| Work required |
Each line of the listing must be transcribed exactly, except for the images, which should be excluded.

| Data entries |
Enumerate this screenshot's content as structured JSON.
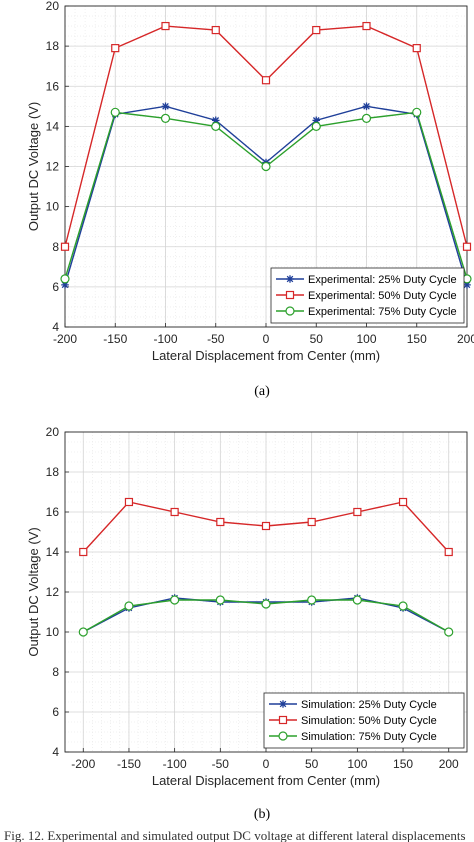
{
  "figure": {
    "captions": [
      "(a)",
      "(b)"
    ],
    "footer_text": "Fig. 12. Experimental and simulated output DC voltage at different lateral displacements"
  },
  "chart_data": [
    {
      "type": "line",
      "xlabel": "Lateral Displacement from Center (mm)",
      "ylabel": "Output DC Voltage (V)",
      "xlim": [
        -200,
        200
      ],
      "ylim": [
        4,
        20
      ],
      "xticks": [
        "-200",
        "-150",
        "-100",
        "-50",
        "0",
        "50",
        "100",
        "150",
        "200"
      ],
      "yticks": [
        "4",
        "6",
        "8",
        "10",
        "12",
        "14",
        "16",
        "18",
        "20"
      ],
      "grid": true,
      "minor_grid": true,
      "legend_position": "bottom-right",
      "x": [
        -200,
        -150,
        -100,
        -50,
        0,
        50,
        100,
        150,
        200
      ],
      "series": [
        {
          "name": "Experimental: 25% Duty Cycle",
          "color": "#1f3f99",
          "marker": "asterisk",
          "values": [
            6.1,
            14.6,
            15.0,
            14.3,
            12.2,
            14.3,
            15.0,
            14.6,
            6.1
          ]
        },
        {
          "name": "Experimental: 50% Duty Cycle",
          "color": "#d62728",
          "marker": "square",
          "values": [
            8.0,
            17.9,
            19.0,
            18.8,
            16.3,
            18.8,
            19.0,
            17.9,
            8.0
          ]
        },
        {
          "name": "Experimental: 75% Duty Cycle",
          "color": "#2ca02c",
          "marker": "circle",
          "values": [
            6.4,
            14.7,
            14.4,
            14.0,
            12.0,
            14.0,
            14.4,
            14.7,
            6.4
          ]
        }
      ]
    },
    {
      "type": "line",
      "xlabel": "Lateral Displacement from Center (mm)",
      "ylabel": "Output DC Voltage (V)",
      "xlim": [
        -220,
        220
      ],
      "ylim": [
        4,
        20
      ],
      "xticks": [
        "-200",
        "-150",
        "-100",
        "-50",
        "0",
        "50",
        "100",
        "150",
        "200"
      ],
      "yticks": [
        "4",
        "6",
        "8",
        "10",
        "12",
        "14",
        "16",
        "18",
        "20"
      ],
      "grid": true,
      "minor_grid": true,
      "legend_position": "bottom-right",
      "x": [
        -200,
        -150,
        -100,
        -50,
        0,
        50,
        100,
        150,
        200
      ],
      "series": [
        {
          "name": "Simulation: 25% Duty Cycle",
          "color": "#1f3f99",
          "marker": "asterisk",
          "values": [
            10.0,
            11.2,
            11.7,
            11.5,
            11.5,
            11.5,
            11.7,
            11.2,
            10.0
          ]
        },
        {
          "name": "Simulation: 50% Duty Cycle",
          "color": "#d62728",
          "marker": "square",
          "values": [
            14.0,
            16.5,
            16.0,
            15.5,
            15.3,
            15.5,
            16.0,
            16.5,
            14.0
          ]
        },
        {
          "name": "Simulation: 75% Duty Cycle",
          "color": "#2ca02c",
          "marker": "circle",
          "values": [
            10.0,
            11.3,
            11.6,
            11.6,
            11.4,
            11.6,
            11.6,
            11.3,
            10.0
          ]
        }
      ]
    }
  ]
}
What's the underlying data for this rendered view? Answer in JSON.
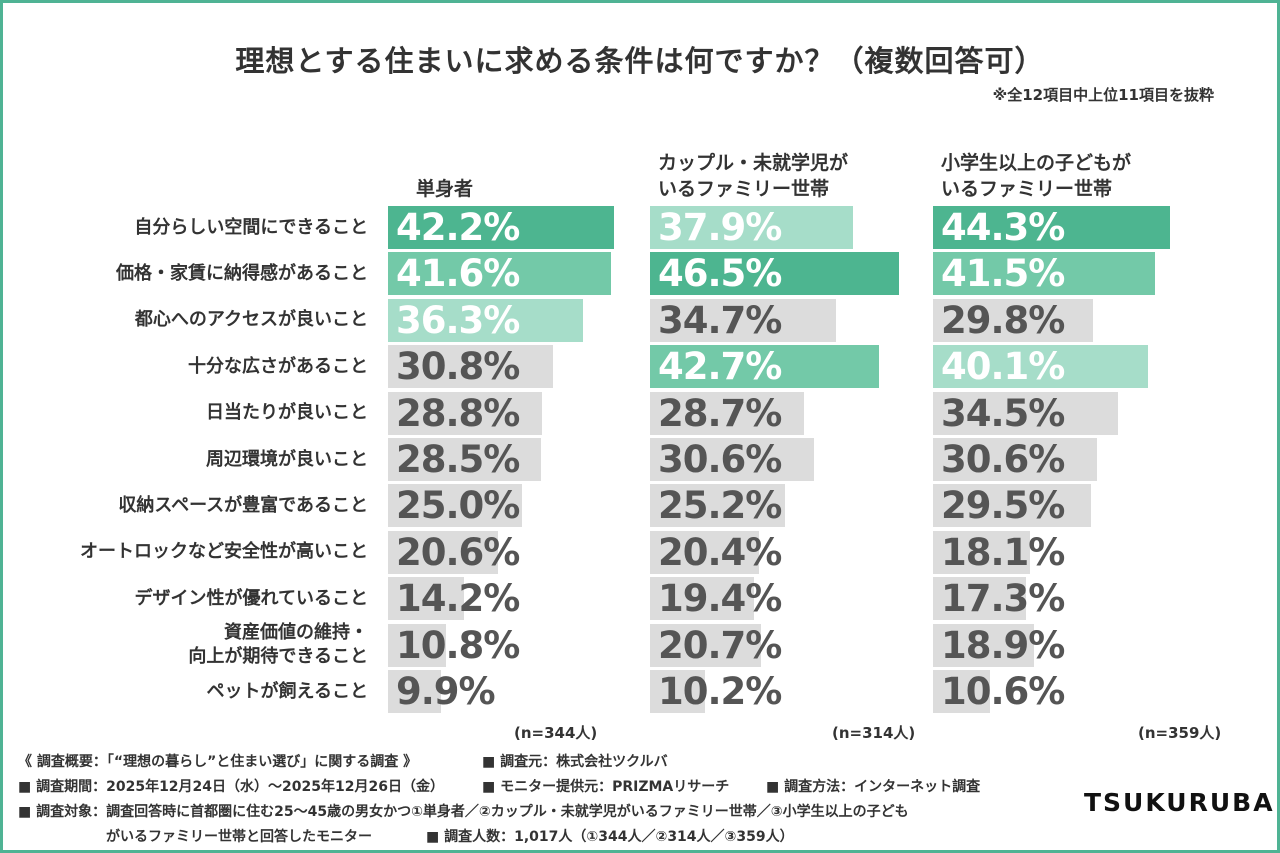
{
  "title": "理想とする住まいに求める条件は何ですか？（複数回答可）",
  "note": "※全12項目中上位11項目を抜粋",
  "colors": {
    "border": "#4fb394",
    "top1": "#4db590",
    "top2": "#73c9a8",
    "top3": "#a6ddc9",
    "other": "#dcdcdc",
    "text_light": "#ffffff",
    "text_dark": "#555555"
  },
  "chart_data": {
    "type": "bar",
    "categories": [
      "自分らしい空間にできること",
      "価格・家賃に納得感があること",
      "都心へのアクセスが良いこと",
      "十分な広さがあること",
      "日当たりが良いこと",
      "周辺環境が良いこと",
      "収納スペースが豊富であること",
      "オートロックなど安全性が高いこと",
      "デザイン性が優れていること",
      "資産価値の維持・\n向上が期待できること",
      "ペットが飼えること"
    ],
    "unit": "%",
    "xlim": [
      0,
      50
    ],
    "series": [
      {
        "name": "単身者",
        "n": "(n=344人)",
        "values": [
          42.2,
          41.6,
          36.3,
          30.8,
          28.8,
          28.5,
          25.0,
          20.6,
          14.2,
          10.8,
          9.9
        ],
        "labels": [
          "42.2%",
          "41.6%",
          "36.3%",
          "30.8%",
          "28.8%",
          "28.5%",
          "25.0%",
          "20.6%",
          "14.2%",
          "10.8%",
          "9.9%"
        ],
        "rank": [
          1,
          2,
          3,
          0,
          0,
          0,
          0,
          0,
          0,
          0,
          0
        ]
      },
      {
        "name": "カップル・未就学児が\nいるファミリー世帯",
        "n": "(n=314人)",
        "values": [
          37.9,
          46.5,
          34.7,
          42.7,
          28.7,
          30.6,
          25.2,
          20.4,
          19.4,
          20.7,
          10.2
        ],
        "labels": [
          "37.9%",
          "46.5%",
          "34.7%",
          "42.7%",
          "28.7%",
          "30.6%",
          "25.2%",
          "20.4%",
          "19.4%",
          "20.7%",
          "10.2%"
        ],
        "rank": [
          3,
          1,
          0,
          2,
          0,
          0,
          0,
          0,
          0,
          0,
          0
        ]
      },
      {
        "name": "小学生以上の子どもが\nいるファミリー世帯",
        "n": "(n=359人)",
        "values": [
          44.3,
          41.5,
          29.8,
          40.1,
          34.5,
          30.6,
          29.5,
          18.1,
          17.3,
          18.9,
          10.6
        ],
        "labels": [
          "44.3%",
          "41.5%",
          "29.8%",
          "40.1%",
          "34.5%",
          "30.6%",
          "29.5%",
          "18.1%",
          "17.3%",
          "18.9%",
          "10.6%"
        ],
        "rank": [
          1,
          2,
          0,
          3,
          0,
          0,
          0,
          0,
          0,
          0,
          0
        ]
      }
    ]
  },
  "footer": {
    "line1a": "《 調査概要：「“理想の暮らし”と住まい選び」に関する調査 》",
    "line1b": "■ 調査元：株式会社ツクルバ",
    "line2a": "■ 調査期間：2025年12月24日（水）〜2025年12月26日（金）",
    "line2b": "■ モニター提供元：PRIZMAリサーチ",
    "line2c": "■ 調査方法：インターネット調査",
    "line3": "■ 調査対象：調査回答時に首都圏に住む25〜45歳の男女かつ①単身者／②カップル・未就学児がいるファミリー世帯／③小学生以上の子ども",
    "line4a": "がいるファミリー世帯と回答したモニター",
    "line4b": "■ 調査人数：1,017人（①344人／②314人／③359人）"
  },
  "logo": "TSUKURUBA"
}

| Output of the exercise |
Enumerate this screenshot's content as structured JSON.
{
  "figure": {
    "captions": [
      "(a)",
      "(b)"
    ],
    "footer_text": "Fig. 12. Experimental and simulated output DC voltage at different lateral displacements"
  },
  "chart_data": [
    {
      "type": "line",
      "xlabel": "Lateral Displacement from Center (mm)",
      "ylabel": "Output DC Voltage (V)",
      "xlim": [
        -200,
        200
      ],
      "ylim": [
        4,
        20
      ],
      "xticks": [
        "-200",
        "-150",
        "-100",
        "-50",
        "0",
        "50",
        "100",
        "150",
        "200"
      ],
      "yticks": [
        "4",
        "6",
        "8",
        "10",
        "12",
        "14",
        "16",
        "18",
        "20"
      ],
      "grid": true,
      "minor_grid": true,
      "legend_position": "bottom-right",
      "x": [
        -200,
        -150,
        -100,
        -50,
        0,
        50,
        100,
        150,
        200
      ],
      "series": [
        {
          "name": "Experimental: 25% Duty Cycle",
          "color": "#1f3f99",
          "marker": "asterisk",
          "values": [
            6.1,
            14.6,
            15.0,
            14.3,
            12.2,
            14.3,
            15.0,
            14.6,
            6.1
          ]
        },
        {
          "name": "Experimental: 50% Duty Cycle",
          "color": "#d62728",
          "marker": "square",
          "values": [
            8.0,
            17.9,
            19.0,
            18.8,
            16.3,
            18.8,
            19.0,
            17.9,
            8.0
          ]
        },
        {
          "name": "Experimental: 75% Duty Cycle",
          "color": "#2ca02c",
          "marker": "circle",
          "values": [
            6.4,
            14.7,
            14.4,
            14.0,
            12.0,
            14.0,
            14.4,
            14.7,
            6.4
          ]
        }
      ]
    },
    {
      "type": "line",
      "xlabel": "Lateral Displacement from Center (mm)",
      "ylabel": "Output DC Voltage (V)",
      "xlim": [
        -220,
        220
      ],
      "ylim": [
        4,
        20
      ],
      "xticks": [
        "-200",
        "-150",
        "-100",
        "-50",
        "0",
        "50",
        "100",
        "150",
        "200"
      ],
      "yticks": [
        "4",
        "6",
        "8",
        "10",
        "12",
        "14",
        "16",
        "18",
        "20"
      ],
      "grid": true,
      "minor_grid": true,
      "legend_position": "bottom-right",
      "x": [
        -200,
        -150,
        -100,
        -50,
        0,
        50,
        100,
        150,
        200
      ],
      "series": [
        {
          "name": "Simulation: 25% Duty Cycle",
          "color": "#1f3f99",
          "marker": "asterisk",
          "values": [
            10.0,
            11.2,
            11.7,
            11.5,
            11.5,
            11.5,
            11.7,
            11.2,
            10.0
          ]
        },
        {
          "name": "Simulation: 50% Duty Cycle",
          "color": "#d62728",
          "marker": "square",
          "values": [
            14.0,
            16.5,
            16.0,
            15.5,
            15.3,
            15.5,
            16.0,
            16.5,
            14.0
          ]
        },
        {
          "name": "Simulation: 75% Duty Cycle",
          "color": "#2ca02c",
          "marker": "circle",
          "values": [
            10.0,
            11.3,
            11.6,
            11.6,
            11.4,
            11.6,
            11.6,
            11.3,
            10.0
          ]
        }
      ]
    }
  ]
}
What's the underlying data for this rendered view? Answer in JSON.
{
  "title": "理想とする住まいに求める条件は何ですか？（複数回答可）",
  "note": "※全12項目中上位11項目を抜粋",
  "colors": {
    "border": "#4fb394",
    "top1": "#4db590",
    "top2": "#73c9a8",
    "top3": "#a6ddc9",
    "other": "#dcdcdc",
    "text_light": "#ffffff",
    "text_dark": "#555555"
  },
  "chart_data": {
    "type": "bar",
    "categories": [
      "自分らしい空間にできること",
      "価格・家賃に納得感があること",
      "都心へのアクセスが良いこと",
      "十分な広さがあること",
      "日当たりが良いこと",
      "周辺環境が良いこと",
      "収納スペースが豊富であること",
      "オートロックなど安全性が高いこと",
      "デザイン性が優れていること",
      "資産価値の維持・\n向上が期待できること",
      "ペットが飼えること"
    ],
    "unit": "%",
    "xlim": [
      0,
      50
    ],
    "series": [
      {
        "name": "単身者",
        "n": "(n=344人)",
        "values": [
          42.2,
          41.6,
          36.3,
          30.8,
          28.8,
          28.5,
          25.0,
          20.6,
          14.2,
          10.8,
          9.9
        ],
        "labels": [
          "42.2%",
          "41.6%",
          "36.3%",
          "30.8%",
          "28.8%",
          "28.5%",
          "25.0%",
          "20.6%",
          "14.2%",
          "10.8%",
          "9.9%"
        ],
        "rank": [
          1,
          2,
          3,
          0,
          0,
          0,
          0,
          0,
          0,
          0,
          0
        ]
      },
      {
        "name": "カップル・未就学児が\nいるファミリー世帯",
        "n": "(n=314人)",
        "values": [
          37.9,
          46.5,
          34.7,
          42.7,
          28.7,
          30.6,
          25.2,
          20.4,
          19.4,
          20.7,
          10.2
        ],
        "labels": [
          "37.9%",
          "46.5%",
          "34.7%",
          "42.7%",
          "28.7%",
          "30.6%",
          "25.2%",
          "20.4%",
          "19.4%",
          "20.7%",
          "10.2%"
        ],
        "rank": [
          3,
          1,
          0,
          2,
          0,
          0,
          0,
          0,
          0,
          0,
          0
        ]
      },
      {
        "name": "小学生以上の子どもが\nいるファミリー世帯",
        "n": "(n=359人)",
        "values": [
          44.3,
          41.5,
          29.8,
          40.1,
          34.5,
          30.6,
          29.5,
          18.1,
          17.3,
          18.9,
          10.6
        ],
        "labels": [
          "44.3%",
          "41.5%",
          "29.8%",
          "40.1%",
          "34.5%",
          "30.6%",
          "29.5%",
          "18.1%",
          "17.3%",
          "18.9%",
          "10.6%"
        ],
        "rank": [
          1,
          2,
          0,
          3,
          0,
          0,
          0,
          0,
          0,
          0,
          0
        ]
      }
    ]
  },
  "footer": {
    "line1a": "《 調査概要：「“理想の暮らし”と住まい選び」に関する調査 》",
    "line1b": "■ 調査元：株式会社ツクルバ",
    "line2a": "■ 調査期間：2025年12月24日（水）〜2025年12月26日（金）",
    "line2b": "■ モニター提供元：PRIZMAリサーチ",
    "line2c": "■ 調査方法：インターネット調査",
    "line3": "■ 調査対象：調査回答時に首都圏に住む25〜45歳の男女かつ①単身者／②カップル・未就学児がいるファミリー世帯／③小学生以上の子ども",
    "line4a": "がいるファミリー世帯と回答したモニター",
    "line4b": "■ 調査人数：1,017人（①344人／②314人／③359人）"
  },
  "logo": "TSUKURUBA"
}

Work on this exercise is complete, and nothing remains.